== Given problem ==
Pull each line containing "Program" out of the data and copy it.

== Material shown ==
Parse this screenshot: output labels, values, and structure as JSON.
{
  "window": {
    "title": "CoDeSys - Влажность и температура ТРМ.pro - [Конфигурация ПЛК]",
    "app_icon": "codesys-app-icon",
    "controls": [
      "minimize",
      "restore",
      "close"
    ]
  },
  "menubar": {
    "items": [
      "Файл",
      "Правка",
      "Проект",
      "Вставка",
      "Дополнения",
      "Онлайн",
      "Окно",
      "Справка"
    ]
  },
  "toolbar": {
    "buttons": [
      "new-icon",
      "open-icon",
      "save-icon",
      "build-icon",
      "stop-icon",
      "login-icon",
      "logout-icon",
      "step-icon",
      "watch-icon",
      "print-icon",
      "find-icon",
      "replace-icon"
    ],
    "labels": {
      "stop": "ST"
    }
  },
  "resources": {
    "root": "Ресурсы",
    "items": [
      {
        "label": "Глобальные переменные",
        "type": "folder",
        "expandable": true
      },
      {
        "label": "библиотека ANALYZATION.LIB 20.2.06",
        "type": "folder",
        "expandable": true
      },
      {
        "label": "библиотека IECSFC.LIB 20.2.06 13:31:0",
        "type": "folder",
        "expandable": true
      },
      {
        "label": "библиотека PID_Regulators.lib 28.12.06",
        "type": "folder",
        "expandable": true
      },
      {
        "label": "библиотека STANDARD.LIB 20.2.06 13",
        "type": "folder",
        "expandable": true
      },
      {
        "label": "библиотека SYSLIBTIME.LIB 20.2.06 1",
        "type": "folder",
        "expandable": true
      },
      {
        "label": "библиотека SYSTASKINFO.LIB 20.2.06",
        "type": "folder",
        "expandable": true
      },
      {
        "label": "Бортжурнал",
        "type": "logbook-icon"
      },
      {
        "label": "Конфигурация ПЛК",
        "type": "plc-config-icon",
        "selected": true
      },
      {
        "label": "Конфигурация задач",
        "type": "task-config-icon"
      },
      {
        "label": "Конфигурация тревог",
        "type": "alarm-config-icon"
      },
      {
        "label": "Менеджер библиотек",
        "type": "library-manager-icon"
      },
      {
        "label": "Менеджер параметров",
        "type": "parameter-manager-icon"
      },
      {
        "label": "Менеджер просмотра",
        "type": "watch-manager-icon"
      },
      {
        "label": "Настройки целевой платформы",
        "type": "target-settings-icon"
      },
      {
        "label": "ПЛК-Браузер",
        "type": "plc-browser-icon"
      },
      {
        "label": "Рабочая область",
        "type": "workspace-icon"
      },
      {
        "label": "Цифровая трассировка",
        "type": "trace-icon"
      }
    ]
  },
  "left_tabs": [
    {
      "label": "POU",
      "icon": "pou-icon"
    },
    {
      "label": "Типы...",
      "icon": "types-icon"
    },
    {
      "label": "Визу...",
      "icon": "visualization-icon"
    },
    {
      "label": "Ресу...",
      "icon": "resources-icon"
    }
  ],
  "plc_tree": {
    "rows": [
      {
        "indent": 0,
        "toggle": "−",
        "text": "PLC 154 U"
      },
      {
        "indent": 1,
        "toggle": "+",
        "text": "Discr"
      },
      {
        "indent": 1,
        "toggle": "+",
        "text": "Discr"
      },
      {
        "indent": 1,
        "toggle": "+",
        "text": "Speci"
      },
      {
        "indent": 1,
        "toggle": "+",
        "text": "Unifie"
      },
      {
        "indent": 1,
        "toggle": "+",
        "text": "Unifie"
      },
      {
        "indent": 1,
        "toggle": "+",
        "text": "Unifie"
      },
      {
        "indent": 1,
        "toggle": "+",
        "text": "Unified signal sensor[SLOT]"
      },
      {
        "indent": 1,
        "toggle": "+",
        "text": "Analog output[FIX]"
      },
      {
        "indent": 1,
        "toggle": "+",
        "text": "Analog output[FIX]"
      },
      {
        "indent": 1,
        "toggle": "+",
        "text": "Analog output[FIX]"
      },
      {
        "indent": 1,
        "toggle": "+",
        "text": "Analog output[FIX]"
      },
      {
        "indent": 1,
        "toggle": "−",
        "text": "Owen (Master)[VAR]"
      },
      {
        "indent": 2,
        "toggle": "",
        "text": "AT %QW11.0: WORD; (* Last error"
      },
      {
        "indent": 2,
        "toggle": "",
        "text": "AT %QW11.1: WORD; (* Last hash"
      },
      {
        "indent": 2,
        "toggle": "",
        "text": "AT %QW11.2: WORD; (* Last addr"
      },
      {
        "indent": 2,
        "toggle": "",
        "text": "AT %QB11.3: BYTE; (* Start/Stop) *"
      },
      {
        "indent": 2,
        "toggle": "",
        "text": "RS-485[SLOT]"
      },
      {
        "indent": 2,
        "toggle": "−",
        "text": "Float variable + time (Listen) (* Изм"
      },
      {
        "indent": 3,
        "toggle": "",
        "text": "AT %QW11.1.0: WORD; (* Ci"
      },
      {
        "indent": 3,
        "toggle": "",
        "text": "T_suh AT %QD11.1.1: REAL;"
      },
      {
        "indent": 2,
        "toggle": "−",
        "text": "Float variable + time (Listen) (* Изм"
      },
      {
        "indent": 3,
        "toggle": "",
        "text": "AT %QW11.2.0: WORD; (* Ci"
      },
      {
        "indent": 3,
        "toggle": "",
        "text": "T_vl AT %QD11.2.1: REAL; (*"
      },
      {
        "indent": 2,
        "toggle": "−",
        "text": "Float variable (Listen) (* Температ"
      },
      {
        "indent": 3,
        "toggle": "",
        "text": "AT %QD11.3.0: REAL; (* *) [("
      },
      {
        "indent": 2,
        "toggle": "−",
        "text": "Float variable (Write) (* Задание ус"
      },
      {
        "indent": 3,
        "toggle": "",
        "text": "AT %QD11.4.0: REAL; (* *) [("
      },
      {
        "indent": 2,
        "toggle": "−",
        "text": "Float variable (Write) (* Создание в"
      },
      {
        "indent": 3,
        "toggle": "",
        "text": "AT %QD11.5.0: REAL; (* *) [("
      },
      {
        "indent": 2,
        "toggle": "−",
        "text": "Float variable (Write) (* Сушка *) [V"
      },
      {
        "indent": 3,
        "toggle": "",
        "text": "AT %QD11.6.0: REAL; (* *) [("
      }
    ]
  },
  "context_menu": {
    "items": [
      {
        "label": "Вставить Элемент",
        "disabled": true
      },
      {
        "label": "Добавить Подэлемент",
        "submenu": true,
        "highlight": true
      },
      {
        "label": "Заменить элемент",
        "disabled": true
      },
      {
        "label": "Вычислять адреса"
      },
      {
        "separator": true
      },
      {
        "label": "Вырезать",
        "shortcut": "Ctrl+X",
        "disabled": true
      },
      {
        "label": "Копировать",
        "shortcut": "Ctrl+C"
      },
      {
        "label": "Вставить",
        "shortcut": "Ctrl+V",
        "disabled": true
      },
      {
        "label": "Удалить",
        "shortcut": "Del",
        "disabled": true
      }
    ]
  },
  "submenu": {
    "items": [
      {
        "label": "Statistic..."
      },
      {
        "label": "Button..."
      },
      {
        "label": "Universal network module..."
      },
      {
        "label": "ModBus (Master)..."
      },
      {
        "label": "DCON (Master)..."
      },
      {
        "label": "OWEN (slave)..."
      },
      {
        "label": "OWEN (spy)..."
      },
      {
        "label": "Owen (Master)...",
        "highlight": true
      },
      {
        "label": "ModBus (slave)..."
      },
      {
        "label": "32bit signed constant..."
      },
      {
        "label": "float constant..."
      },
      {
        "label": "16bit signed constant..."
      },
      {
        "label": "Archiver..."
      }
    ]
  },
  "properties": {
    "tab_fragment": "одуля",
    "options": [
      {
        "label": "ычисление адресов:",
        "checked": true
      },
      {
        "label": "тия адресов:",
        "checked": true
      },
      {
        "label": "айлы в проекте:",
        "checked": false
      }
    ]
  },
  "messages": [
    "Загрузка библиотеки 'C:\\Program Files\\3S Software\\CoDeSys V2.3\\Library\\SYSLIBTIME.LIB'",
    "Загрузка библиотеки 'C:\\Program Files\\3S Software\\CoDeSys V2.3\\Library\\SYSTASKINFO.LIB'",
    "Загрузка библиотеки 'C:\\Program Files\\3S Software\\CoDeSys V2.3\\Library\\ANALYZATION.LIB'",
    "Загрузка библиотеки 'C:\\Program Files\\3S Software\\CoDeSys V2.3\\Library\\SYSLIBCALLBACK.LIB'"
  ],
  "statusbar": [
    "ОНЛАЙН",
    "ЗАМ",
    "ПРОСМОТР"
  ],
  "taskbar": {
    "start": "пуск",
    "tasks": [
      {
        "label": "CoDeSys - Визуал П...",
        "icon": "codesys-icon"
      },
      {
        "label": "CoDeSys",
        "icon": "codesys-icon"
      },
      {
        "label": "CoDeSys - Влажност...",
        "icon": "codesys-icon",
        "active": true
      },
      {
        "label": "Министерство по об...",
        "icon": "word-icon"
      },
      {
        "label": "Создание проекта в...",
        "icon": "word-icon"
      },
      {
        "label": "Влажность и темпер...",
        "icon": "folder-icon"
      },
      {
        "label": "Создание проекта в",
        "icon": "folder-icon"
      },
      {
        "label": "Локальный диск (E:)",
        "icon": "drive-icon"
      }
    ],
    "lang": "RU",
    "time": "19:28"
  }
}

== Result ==
    "Загрузка библиотеки 'C:\\Program Files\\3S Software\\CoDeSys V2.3\\Library\\SYSLIBTIME.LIB'",
    "Загрузка библиотеки 'C:\\Program Files\\3S Software\\CoDeSys V2.3\\Library\\SYSTASKINFO.LIB'",
    "Загрузка библиотеки 'C:\\Program Files\\3S Software\\CoDeSys V2.3\\Library\\ANALYZATION.LIB'",
    "Загрузка библиотеки 'C:\\Program Files\\3S Software\\CoDeSys V2.3\\Library\\SYSLIBCALLBACK.LIB'"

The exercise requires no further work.